Your instructions: Using the listing below, select the lines with the word "name" and copy them.

Input material:
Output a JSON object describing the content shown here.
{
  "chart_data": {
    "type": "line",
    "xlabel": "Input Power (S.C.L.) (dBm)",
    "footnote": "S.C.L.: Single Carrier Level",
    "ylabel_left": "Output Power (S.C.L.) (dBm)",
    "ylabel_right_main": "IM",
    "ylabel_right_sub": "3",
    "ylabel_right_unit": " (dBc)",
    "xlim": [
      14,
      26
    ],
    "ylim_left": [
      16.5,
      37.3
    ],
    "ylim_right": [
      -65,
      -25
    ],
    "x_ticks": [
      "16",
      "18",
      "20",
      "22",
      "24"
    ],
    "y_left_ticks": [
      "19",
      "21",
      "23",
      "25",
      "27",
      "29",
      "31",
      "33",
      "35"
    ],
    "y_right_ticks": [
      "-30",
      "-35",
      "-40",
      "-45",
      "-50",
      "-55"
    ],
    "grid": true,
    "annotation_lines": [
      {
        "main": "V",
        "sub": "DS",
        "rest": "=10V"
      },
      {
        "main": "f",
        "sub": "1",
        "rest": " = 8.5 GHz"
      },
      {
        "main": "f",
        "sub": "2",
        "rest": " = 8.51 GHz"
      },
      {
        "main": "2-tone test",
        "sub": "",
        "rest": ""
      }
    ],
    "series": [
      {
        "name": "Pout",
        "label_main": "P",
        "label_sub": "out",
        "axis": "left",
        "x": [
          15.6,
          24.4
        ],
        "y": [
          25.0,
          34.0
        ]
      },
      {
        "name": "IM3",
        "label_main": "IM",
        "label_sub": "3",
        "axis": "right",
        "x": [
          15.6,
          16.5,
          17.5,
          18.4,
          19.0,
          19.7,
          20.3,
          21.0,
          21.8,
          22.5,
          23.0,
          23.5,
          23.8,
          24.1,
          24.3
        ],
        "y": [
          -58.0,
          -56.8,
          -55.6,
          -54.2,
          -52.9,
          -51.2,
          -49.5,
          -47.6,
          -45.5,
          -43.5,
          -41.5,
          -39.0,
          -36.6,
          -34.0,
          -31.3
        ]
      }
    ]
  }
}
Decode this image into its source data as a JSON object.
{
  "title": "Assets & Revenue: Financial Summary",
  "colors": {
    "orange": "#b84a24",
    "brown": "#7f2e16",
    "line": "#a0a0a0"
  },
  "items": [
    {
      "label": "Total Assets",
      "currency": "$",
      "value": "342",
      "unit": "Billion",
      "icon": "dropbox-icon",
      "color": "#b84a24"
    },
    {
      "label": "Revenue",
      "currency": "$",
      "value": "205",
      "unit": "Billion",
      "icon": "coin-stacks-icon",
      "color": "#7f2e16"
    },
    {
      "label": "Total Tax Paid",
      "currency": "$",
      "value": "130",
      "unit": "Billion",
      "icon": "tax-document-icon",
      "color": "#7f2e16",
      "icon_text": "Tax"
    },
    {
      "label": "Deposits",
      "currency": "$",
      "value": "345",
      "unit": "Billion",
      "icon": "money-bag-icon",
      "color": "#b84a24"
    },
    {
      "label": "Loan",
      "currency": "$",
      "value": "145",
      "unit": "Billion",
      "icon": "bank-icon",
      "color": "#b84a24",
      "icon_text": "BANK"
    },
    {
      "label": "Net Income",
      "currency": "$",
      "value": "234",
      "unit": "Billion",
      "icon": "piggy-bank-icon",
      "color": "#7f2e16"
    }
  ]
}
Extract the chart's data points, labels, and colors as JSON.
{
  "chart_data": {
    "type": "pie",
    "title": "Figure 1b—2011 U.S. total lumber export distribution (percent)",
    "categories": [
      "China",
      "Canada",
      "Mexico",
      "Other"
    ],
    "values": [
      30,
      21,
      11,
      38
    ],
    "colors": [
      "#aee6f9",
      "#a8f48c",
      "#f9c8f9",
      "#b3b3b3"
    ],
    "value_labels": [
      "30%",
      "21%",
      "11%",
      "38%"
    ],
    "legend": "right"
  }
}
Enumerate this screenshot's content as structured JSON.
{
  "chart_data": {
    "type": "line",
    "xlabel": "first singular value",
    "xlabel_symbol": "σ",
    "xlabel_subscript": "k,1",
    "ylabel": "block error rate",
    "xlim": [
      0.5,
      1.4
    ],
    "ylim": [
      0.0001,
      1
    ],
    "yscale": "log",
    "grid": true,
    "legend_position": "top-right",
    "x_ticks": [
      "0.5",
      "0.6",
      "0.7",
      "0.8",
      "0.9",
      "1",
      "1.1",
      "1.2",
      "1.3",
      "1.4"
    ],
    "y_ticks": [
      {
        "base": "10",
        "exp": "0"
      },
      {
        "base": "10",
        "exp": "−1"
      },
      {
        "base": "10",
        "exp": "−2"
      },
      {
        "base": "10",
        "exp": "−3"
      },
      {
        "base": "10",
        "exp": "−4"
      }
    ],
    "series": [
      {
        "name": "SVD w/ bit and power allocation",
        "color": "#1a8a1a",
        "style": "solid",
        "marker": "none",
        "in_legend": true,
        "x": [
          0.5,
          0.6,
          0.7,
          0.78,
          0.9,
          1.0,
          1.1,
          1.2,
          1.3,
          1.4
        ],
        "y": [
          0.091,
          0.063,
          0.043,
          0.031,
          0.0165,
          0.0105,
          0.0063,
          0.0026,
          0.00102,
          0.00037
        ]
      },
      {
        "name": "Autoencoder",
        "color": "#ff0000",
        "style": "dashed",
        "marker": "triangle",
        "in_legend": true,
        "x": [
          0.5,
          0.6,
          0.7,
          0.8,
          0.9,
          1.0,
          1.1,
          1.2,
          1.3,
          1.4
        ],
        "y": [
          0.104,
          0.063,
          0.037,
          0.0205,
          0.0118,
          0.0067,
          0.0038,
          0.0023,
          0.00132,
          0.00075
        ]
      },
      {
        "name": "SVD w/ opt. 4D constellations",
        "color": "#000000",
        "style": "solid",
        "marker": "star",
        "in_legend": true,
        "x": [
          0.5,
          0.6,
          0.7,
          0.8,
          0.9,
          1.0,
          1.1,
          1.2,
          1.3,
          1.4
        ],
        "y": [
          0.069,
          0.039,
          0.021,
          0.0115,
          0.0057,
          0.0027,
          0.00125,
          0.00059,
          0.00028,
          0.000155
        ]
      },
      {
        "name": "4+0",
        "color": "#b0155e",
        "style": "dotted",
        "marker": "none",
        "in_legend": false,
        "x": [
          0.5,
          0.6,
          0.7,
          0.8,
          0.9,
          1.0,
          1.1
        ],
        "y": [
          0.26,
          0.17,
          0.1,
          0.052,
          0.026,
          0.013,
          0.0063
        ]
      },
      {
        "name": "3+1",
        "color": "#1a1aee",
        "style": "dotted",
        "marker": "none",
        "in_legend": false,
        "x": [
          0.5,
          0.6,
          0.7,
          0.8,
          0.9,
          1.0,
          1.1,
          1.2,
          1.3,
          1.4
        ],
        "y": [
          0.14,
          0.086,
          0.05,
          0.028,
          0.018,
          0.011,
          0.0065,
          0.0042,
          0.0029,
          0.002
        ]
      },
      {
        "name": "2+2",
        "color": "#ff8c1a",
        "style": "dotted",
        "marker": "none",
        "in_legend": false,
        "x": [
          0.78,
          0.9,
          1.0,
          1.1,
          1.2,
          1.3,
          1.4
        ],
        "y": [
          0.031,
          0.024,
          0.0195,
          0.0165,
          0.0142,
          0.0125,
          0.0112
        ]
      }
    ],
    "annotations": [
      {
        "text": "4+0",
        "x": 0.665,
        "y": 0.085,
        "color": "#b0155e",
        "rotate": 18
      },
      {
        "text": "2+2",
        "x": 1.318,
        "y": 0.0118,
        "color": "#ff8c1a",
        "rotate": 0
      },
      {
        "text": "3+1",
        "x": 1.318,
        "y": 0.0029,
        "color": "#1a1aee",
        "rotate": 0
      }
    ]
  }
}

Reply:
        "name": "Pout",
        "name": "IM3",
        "name": "SVD w/ bit and power allocation",
        "name": "Autoencoder",
        "name": "SVD w/ opt. 4D constellations",
        "name": "4+0",
        "name": "3+1",
        "name": "2+2",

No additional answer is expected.